348. The Marquis Del Guasto to Luys De Gonzaga, Marchese
Encloses extract of a letter he has received from the king of
the Romans. Assures him that the Emperor will be pleased with his
going. Milan, 24 May 1542. Signed. (fn. 2)
P.S.—Will write to the King about the 200 ducats, or rather 300.
Thinks it cannot be less.
Italian. Copy, p. 1. Add.
2. [The extract above referred to.]
Has received his letter of the 11th, and rejoices that Luis de Gonzaga
is coming to serve him. Agrees to the 300 ducats' entertainment; and
as for the 50 arquebusiers for his escort, if they may be fewer, well; and,
if not, is content. Wishes him to come as soon as possible.
ii. Memorandum in Italian, in the same hand, at the foot :—I asked
400 a month, and the arquebusiers paid at 7 ducats, and [wrote] that his
Excellency the Marquis thought they should not be less than 300 a
Copy. Spanish, p. 1. Headed : "Capitolo della lettera del sermo Re
de Ro. de xx di Maggio 1542 a s. Ecca."

Entries shown ->
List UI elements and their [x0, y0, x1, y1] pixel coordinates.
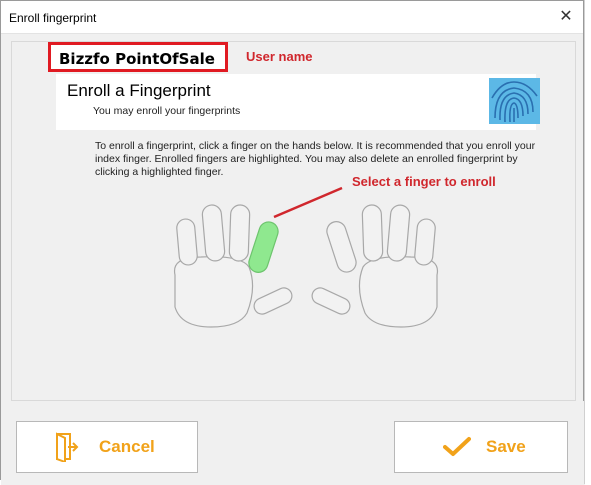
save-label: Save: [486, 437, 526, 456]
user-name-box: Bizzfo PointOfSale: [48, 42, 228, 72]
page-subtitle: You may enroll your fingerprints: [93, 105, 241, 117]
right-palm: [358, 256, 439, 328]
left-palm: [173, 256, 254, 328]
left-little-finger[interactable]: [176, 218, 198, 266]
user-name-annotation: User name: [246, 49, 313, 64]
header-panel: Enroll a Fingerprint You may enroll your…: [56, 74, 536, 130]
right-little-finger[interactable]: [414, 218, 436, 266]
right-index-finger[interactable]: [324, 219, 358, 274]
enroll-window: Enroll fingerprint ✕ Enroll a Fingerprin…: [0, 0, 585, 485]
left-middle-finger[interactable]: [228, 204, 251, 262]
right-ring-finger[interactable]: [386, 204, 411, 262]
window-title: Enroll fingerprint: [9, 11, 97, 25]
left-index-finger[interactable]: [246, 219, 280, 274]
finger-annotation: Select a finger to enroll: [352, 174, 496, 189]
background-window-edge: [584, 0, 591, 484]
save-button[interactable]: Save: [394, 421, 568, 473]
user-name: Bizzfo PointOfSale: [59, 50, 215, 68]
close-button[interactable]: ✕: [555, 7, 577, 27]
right-middle-finger[interactable]: [361, 204, 384, 262]
right-thumb[interactable]: [309, 285, 352, 316]
title-bar: Enroll fingerprint ✕: [1, 1, 583, 34]
checkmark-icon: [443, 436, 471, 463]
fingerprint-icon: [489, 78, 540, 124]
exit-door-icon: [53, 432, 79, 467]
left-ring-finger[interactable]: [201, 204, 226, 262]
cancel-label: Cancel: [99, 437, 155, 456]
hands-diagram: [161, 197, 451, 337]
cancel-button[interactable]: Cancel: [16, 421, 198, 473]
page-title: Enroll a Fingerprint: [67, 81, 211, 100]
left-thumb[interactable]: [251, 285, 294, 316]
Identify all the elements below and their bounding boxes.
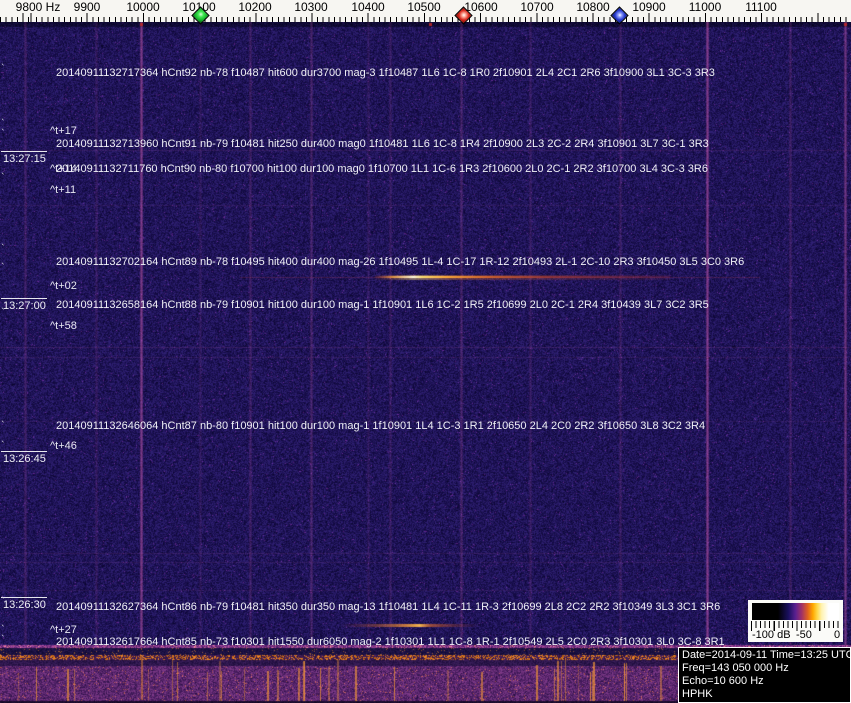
freq-tick-label: 11000 — [688, 0, 722, 14]
spectrum-lab-screen: { "ruler": { "labels": ["9800 Hz","9900"… — [0, 0, 851, 703]
info-date-time: Date=2014-09-11 Time=13:25 UTC — [682, 649, 851, 661]
legend-label-min: -100 dB — [752, 629, 791, 641]
status-info-box: Date=2014-09-11 Time=13:25 UTC Freq=143 … — [678, 647, 851, 703]
freq-tick-label: 10500 — [407, 0, 441, 14]
color-scale-gradient[interactable] — [752, 603, 839, 620]
freq-tick-label: 9900 — [73, 0, 101, 14]
amplitude-legend: -100 dB -50 0 — [748, 600, 843, 642]
info-echo: Echo=10 600 Hz — [682, 675, 764, 687]
ruler-major-ticks — [0, 13, 851, 22]
freq-tick-label: 10800 — [576, 0, 610, 14]
info-station: HPHK — [682, 688, 713, 700]
freq-tick-label: 10200 — [238, 0, 272, 14]
freq-tick-label: 9800 Hz — [15, 0, 61, 14]
spectrogram-waterfall[interactable] — [0, 22, 851, 703]
legend-label-max: 0 — [834, 629, 841, 641]
frequency-ruler[interactable]: 9800 Hz 9900 10000 10100 10200 10300 104… — [0, 0, 851, 25]
freq-tick-label: 10000 — [126, 0, 160, 14]
freq-tick-label: 10900 — [632, 0, 666, 14]
legend-label-mid: -50 — [796, 629, 812, 641]
freq-tick-label: 10700 — [520, 0, 554, 14]
freq-tick-label: 10300 — [294, 0, 328, 14]
freq-tick-label: 10400 — [351, 0, 385, 14]
info-frequency: Freq=143 050 000 Hz — [682, 662, 789, 674]
freq-tick-label: 11100 — [745, 0, 777, 14]
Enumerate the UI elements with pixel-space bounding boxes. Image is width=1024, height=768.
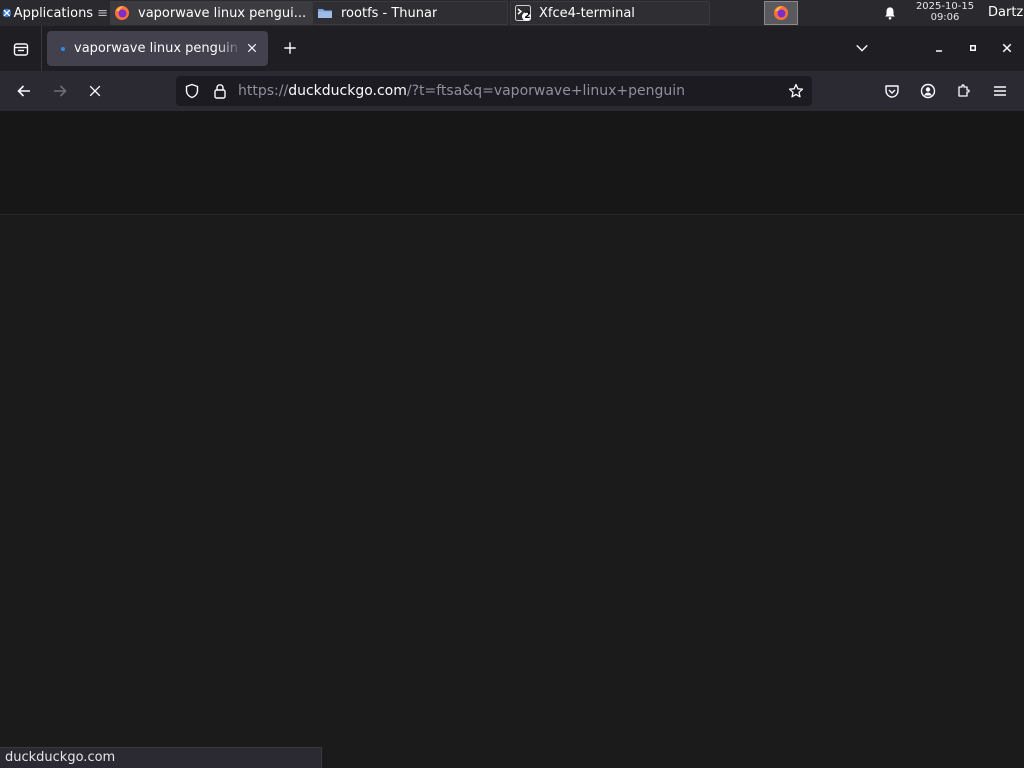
page-header-band	[0, 111, 1024, 215]
taskbar-thunar[interactable]: rootfs - Thunar	[312, 1, 508, 25]
firefox-icon	[114, 5, 130, 21]
clock[interactable]: 2025-10-15 09:06	[908, 1, 982, 23]
tab-strip: vaporwave linux penguin	[0, 26, 1024, 71]
notification-bell-button[interactable]	[870, 0, 910, 26]
extensions-button[interactable]	[948, 75, 980, 107]
task-label: vaporwave linux pengui...	[138, 5, 307, 21]
task-label: rootfs - Thunar	[341, 5, 438, 21]
back-button[interactable]	[8, 75, 40, 107]
tracking-protection-shield-icon[interactable]	[184, 83, 200, 99]
task-label: Xfce4-terminal	[539, 5, 635, 21]
window-minimize-button[interactable]	[925, 34, 953, 62]
minimize-icon	[936, 50, 942, 52]
xfce-panel: Applications ≡ vaporwave linux pengui...…	[0, 0, 1024, 26]
pocket-button[interactable]	[876, 75, 908, 107]
tab-title: vaporwave linux penguin	[74, 41, 238, 56]
url-text[interactable]: https://duckduckgo.com/?t=ftsa&q=vaporwa…	[238, 82, 685, 100]
firefox-view-button[interactable]	[0, 26, 42, 71]
folder-icon	[317, 5, 333, 21]
workspace-switcher-firefox[interactable]	[764, 1, 798, 25]
status-panel: duckduckgo.com	[0, 747, 322, 768]
bell-icon	[885, 7, 895, 20]
terminal-icon: 2	[515, 5, 531, 21]
close-icon	[1002, 43, 1012, 53]
url-host: duckduckgo.com	[288, 83, 407, 99]
task-count-badge: 2	[524, 11, 531, 21]
forward-button[interactable]	[44, 75, 76, 107]
list-all-tabs-button[interactable]	[850, 34, 874, 62]
arrow-right-icon	[54, 85, 67, 97]
puzzle-piece-icon	[958, 84, 970, 97]
url-path: /?t=ftsa&q=vaporwave+linux+penguin	[406, 83, 685, 99]
taskbar-firefox[interactable]: vaporwave linux pengui...	[110, 1, 312, 25]
tab-close-button[interactable]	[244, 40, 260, 56]
separator-glyph: ≡	[97, 5, 108, 21]
lock-icon[interactable]	[212, 83, 228, 99]
arrow-left-icon	[17, 85, 30, 97]
clock-time: 09:06	[930, 12, 960, 23]
maximize-icon	[970, 45, 976, 51]
applications-menu-button[interactable]: Applications ≡	[0, 0, 108, 26]
new-tab-button[interactable]	[278, 34, 302, 62]
user-menu[interactable]: Dartz	[988, 0, 1023, 26]
tab-loading-indicator	[61, 46, 65, 51]
xfce-logo-icon	[2, 8, 12, 18]
window-close-button[interactable]	[993, 34, 1021, 62]
firefox-view-icon	[13, 42, 28, 56]
navigation-toolbar: https://duckduckgo.com/?t=ftsa&q=vaporwa…	[0, 71, 1024, 111]
tab-active[interactable]: vaporwave linux penguin	[47, 31, 268, 66]
chevron-down-icon	[856, 44, 868, 52]
pocket-icon	[885, 85, 899, 98]
account-button[interactable]	[912, 75, 944, 107]
stop-icon	[89, 85, 101, 97]
hamburger-menu-icon	[994, 86, 1006, 96]
page-content[interactable]	[0, 111, 1024, 768]
taskbar-terminal[interactable]: 2 Xfce4-terminal	[510, 1, 710, 25]
star-icon	[788, 83, 804, 98]
stop-loading-button[interactable]	[79, 75, 111, 107]
clock-date: 2025-10-15	[915, 1, 975, 12]
plus-icon	[284, 42, 296, 54]
applications-label: Applications	[13, 5, 94, 21]
application-menu-button[interactable]	[984, 75, 1016, 107]
url-bar[interactable]: https://duckduckgo.com/?t=ftsa&q=vaporwa…	[176, 76, 812, 106]
url-scheme: https://	[238, 83, 289, 99]
account-icon	[920, 83, 936, 99]
window-maximize-button[interactable]	[959, 34, 987, 62]
firefox-icon	[774, 6, 788, 20]
bookmark-star-button[interactable]	[786, 81, 806, 101]
close-icon	[247, 43, 257, 53]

Given request -> Set down the calendar entry on the Marquis del Guasto's letter word for word, from "348. The Marquis" up to and including "or rather 300.".

Written solution ->
348. The Marquis Del Guasto to Luys De Gonzaga, Marchese
Encloses extract of a letter he has received from the king of
the Romans. Assures him that the Emperor will be pleased with his
going. Milan, 24 May 1542. Signed. (fn. 2)
P.S.—Will write to the King about the 200 ducats, or rather 300.